*REQUIRED TASKS*
(1) In the article on Special Economic Zones, write out the passage starting with "Gift Mugano" and going on through "industrialisation and upgrading.", substituting "overseas direct investment" for "foreign direct investment".
(2) Answer these questions using the article on Special Economic Zones:
(a) According to the subheading, whom have Special Economic Zones created job opportunities for?
(b) How many SEZs were there in 1986, and in how many countries?
(c) How many SEZs were operating in 2006, and in how many countries?

*DOCUMENT EXTRACT*
★ ★ ★ ★
Can SEZs attract FDIs?

While Special Economic Zones have created job opportunities for poor, mainly rural women, most countries are still failing to deliver quality employment and a living wage

While Special Economic Zones have created job opportunities for poor, mainly rural women, most countries are still failing to deliver quality employment and a living wage

Gift Mugano

Special Economic Zones (SEZs) surged tremendously in the last 20 years. According to the International Labour Organisation (ILO), in 1986, there were 176 SEZs in 47 countries. In 2006, ILO shows that 3 500 SEZs were operating in 130 countries. This is a significant progression notwithstanding the fact that many SEZs were met with mixed results with respect to the fulfilment of set objectives. Some SEZs failed dismally while others are making significant contribution to growth in foreign direct investment (FDI), exports, and employment, as well as playing a catalytic role in integration into global trade and structural transformation, including industrialisation and upgrading.
★ ★ ★ ★
*DATA*
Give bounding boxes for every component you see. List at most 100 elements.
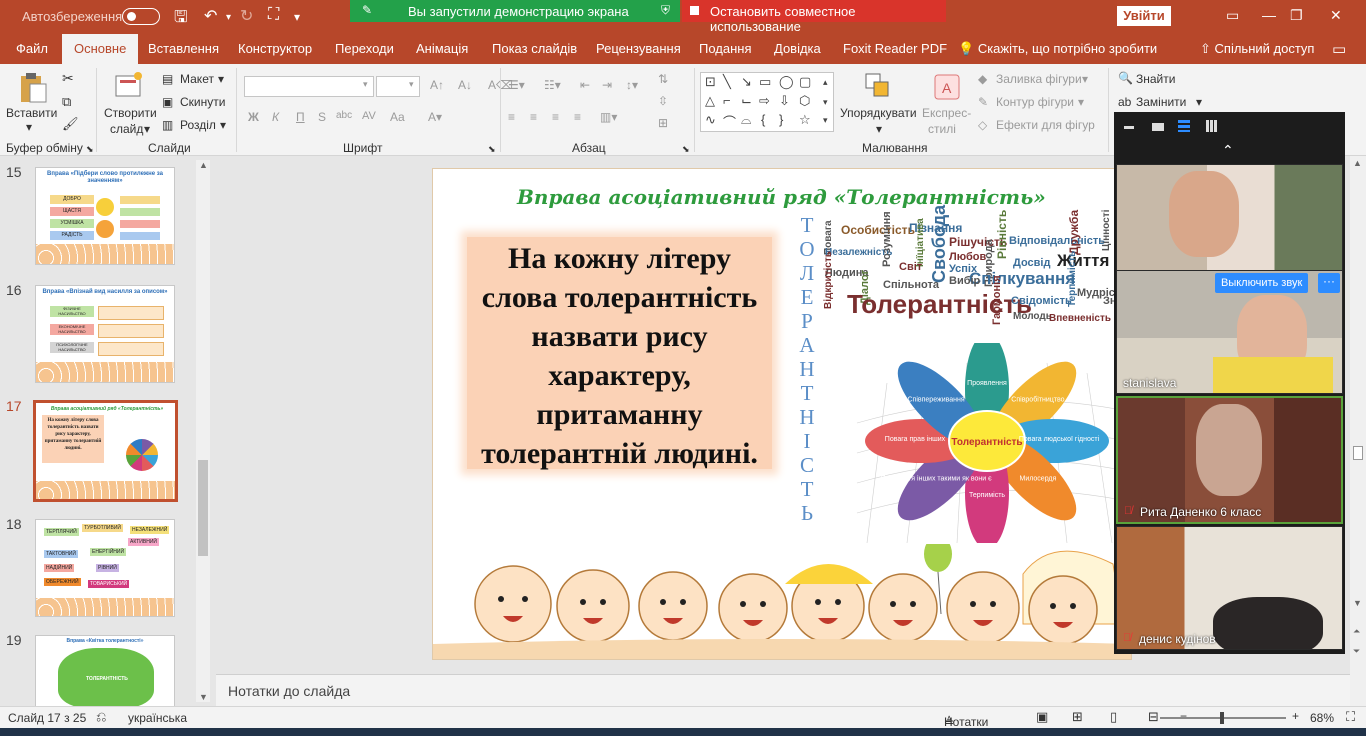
★ ★ ★ ★
*RESULTS FOR THE EXERCISE*
(1)
Gift Mugano

Special Economic Zones (SEZs) surged tremendously in the last 20 years. According to the International Labour Organisation (ILO), in 1986, there were 176 SEZs in 47 countries. In 2006, ILO shows that 3 500 SEZs were operating in 130 countries. This is a significant progression notwithstanding the fact that many SEZs were met with mixed results with respect to the fulfilment of set objectives. Some SEZs failed dismally while others are making significant contribution to growth in overseas direct investment (FDI), exports, and employment, as well as playing a catalytic role in integration into global trade and structural transformation, including industrialisation and upgrading.

(2)
(a) Poor, mainly rural women.
(b) 176 SEZs in 47 countries.
(c) 3 500 SEZs in 130 countries.